DIRECTIONS ->
It is required that all of the data be written out exactly.

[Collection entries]
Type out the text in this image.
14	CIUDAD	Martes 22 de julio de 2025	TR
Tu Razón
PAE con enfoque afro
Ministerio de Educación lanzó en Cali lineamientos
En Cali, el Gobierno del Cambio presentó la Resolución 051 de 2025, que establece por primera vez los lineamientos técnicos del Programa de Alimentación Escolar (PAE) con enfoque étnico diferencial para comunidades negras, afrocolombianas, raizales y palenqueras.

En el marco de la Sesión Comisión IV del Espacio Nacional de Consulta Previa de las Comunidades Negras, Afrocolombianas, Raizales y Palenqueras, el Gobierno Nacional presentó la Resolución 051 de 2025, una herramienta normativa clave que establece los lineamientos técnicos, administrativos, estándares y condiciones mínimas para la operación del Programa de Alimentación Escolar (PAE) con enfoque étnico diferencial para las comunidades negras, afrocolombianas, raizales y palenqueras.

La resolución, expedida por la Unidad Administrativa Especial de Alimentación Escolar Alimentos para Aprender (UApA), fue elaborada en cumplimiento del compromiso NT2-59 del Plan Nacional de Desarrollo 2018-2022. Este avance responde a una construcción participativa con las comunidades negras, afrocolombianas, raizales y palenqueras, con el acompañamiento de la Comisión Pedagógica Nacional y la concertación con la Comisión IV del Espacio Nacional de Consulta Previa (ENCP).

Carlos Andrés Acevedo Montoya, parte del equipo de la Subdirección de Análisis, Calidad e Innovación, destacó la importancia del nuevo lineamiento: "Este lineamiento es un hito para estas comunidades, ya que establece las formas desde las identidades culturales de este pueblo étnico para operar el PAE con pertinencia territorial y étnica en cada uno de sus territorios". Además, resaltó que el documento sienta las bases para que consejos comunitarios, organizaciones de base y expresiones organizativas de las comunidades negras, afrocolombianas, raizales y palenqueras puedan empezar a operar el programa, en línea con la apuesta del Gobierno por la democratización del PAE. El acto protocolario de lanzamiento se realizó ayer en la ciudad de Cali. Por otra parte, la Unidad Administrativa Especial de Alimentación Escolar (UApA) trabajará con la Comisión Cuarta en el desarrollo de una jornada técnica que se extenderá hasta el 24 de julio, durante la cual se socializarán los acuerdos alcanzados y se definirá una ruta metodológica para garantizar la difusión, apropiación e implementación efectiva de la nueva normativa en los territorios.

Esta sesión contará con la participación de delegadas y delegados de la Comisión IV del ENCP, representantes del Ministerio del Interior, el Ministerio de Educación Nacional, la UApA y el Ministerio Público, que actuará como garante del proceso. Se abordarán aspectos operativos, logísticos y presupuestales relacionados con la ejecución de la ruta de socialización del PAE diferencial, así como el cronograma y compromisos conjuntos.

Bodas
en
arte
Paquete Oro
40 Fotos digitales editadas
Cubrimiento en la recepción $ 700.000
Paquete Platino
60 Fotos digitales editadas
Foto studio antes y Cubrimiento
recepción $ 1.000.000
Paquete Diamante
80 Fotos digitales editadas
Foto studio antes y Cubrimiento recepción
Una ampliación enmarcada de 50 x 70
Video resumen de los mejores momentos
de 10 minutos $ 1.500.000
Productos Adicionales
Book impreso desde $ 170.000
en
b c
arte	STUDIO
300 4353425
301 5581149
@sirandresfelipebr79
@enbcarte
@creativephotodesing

SOLUTION FOR THIS EXERCISE ->
Type out the text in this image.
14	CIUDAD	Martes 22 de julio de 2025	TR
Tu Razón
PAE con enfoque afro
Ministerio de Educación lanzó en Cali lineamientos
En Cali, el Gobierno del Cambio presentó la Resolución 051 de 2025, que establece por primera vez los lineamientos técnicos del Programa de Alimentación Escolar (PAE) con enfoque étnico diferencial para comunidades negras, afrocolombianas, raizales y palenqueras.

En el marco de la Sesión Comisión IV del Espacio Nacional de Consulta Previa de las Comunidades Negras, Afrocolombianas, Raizales y Palenqueras, el Gobierno Nacional presentó la Resolución 051 de 2025, una herramienta normativa clave que establece los lineamientos técnicos, administrativos, estándares y condiciones mínimas para la operación del Programa de Alimentación Escolar (PAE) con enfoque étnico diferencial para las comunidades negras, afrocolombianas, raizales y palenqueras.

La resolución, expedida por la Unidad Administrativa Especial de Alimentación Escolar Alimentos para Aprender (UApA), fue elaborada en cumplimiento del compromiso NT2-59 del Plan Nacional de Desarrollo 2018-2022. Este avance responde a una construcción participativa con las comunidades negras, afrocolombianas, raizales y palenqueras, con el acompañamiento de la Comisión Pedagógica Nacional y la concertación con la Comisión IV del Espacio Nacional de Consulta Previa (ENCP).

Carlos Andrés Acevedo Montoya, parte del equipo de la Subdirección de Análisis, Calidad e Innovación, destacó la importancia del nuevo lineamiento: "Este lineamiento es un hito para estas comunidades, ya que establece las formas desde las identidades culturales de este pueblo étnico para operar el PAE con pertinencia territorial y étnica en cada uno de sus territorios". Además, resaltó que el documento sienta las bases para que consejos comunitarios, organizaciones de base y expresiones organizativas de las comunidades negras, afrocolombianas, raizales y palenqueras puedan empezar a operar el programa, en línea con la apuesta del Gobierno por la democratización del PAE. El acto protocolario de lanzamiento se realizó ayer en la ciudad de Cali. Por otra parte, la Unidad Administrativa Especial de Alimentación Escolar (UApA) trabajará con la Comisión Cuarta en el desarrollo de una jornada técnica que se extenderá hasta el 24 de julio, durante la cual se socializarán los acuerdos alcanzados y se definirá una ruta metodológica para garantizar la difusión, apropiación e implementación efectiva de la nueva normativa en los territorios.

Esta sesión contará con la participación de delegadas y delegados de la Comisión IV del ENCP, representantes del Ministerio del Interior, el Ministerio de Educación Nacional, la UApA y el Ministerio Público, que actuará como garante del proceso. Se abordarán aspectos operativos, logísticos y presupuestales relacionados con la ejecución de la ruta de socialización del PAE diferencial, así como el cronograma y compromisos conjuntos.

Bodas
en
arte
Paquete Oro
40 Fotos digitales editadas
Cubrimiento en la recepción $ 700.000
Paquete Platino
60 Fotos digitales editadas
Foto studio antes y Cubrimiento
recepción $ 1.000.000
Paquete Diamante
80 Fotos digitales editadas
Foto studio antes y Cubrimiento recepción
Una ampliación enmarcada de 50 x 70
Video resumen de los mejores momentos
de 10 minutos $ 1.500.000
Productos Adicionales
Book impreso desde $ 170.000
en
b c
arte	STUDIO
300 4353425
301 5581149
@sirandresfelipebr79
@enbcarte
@creativephotodesing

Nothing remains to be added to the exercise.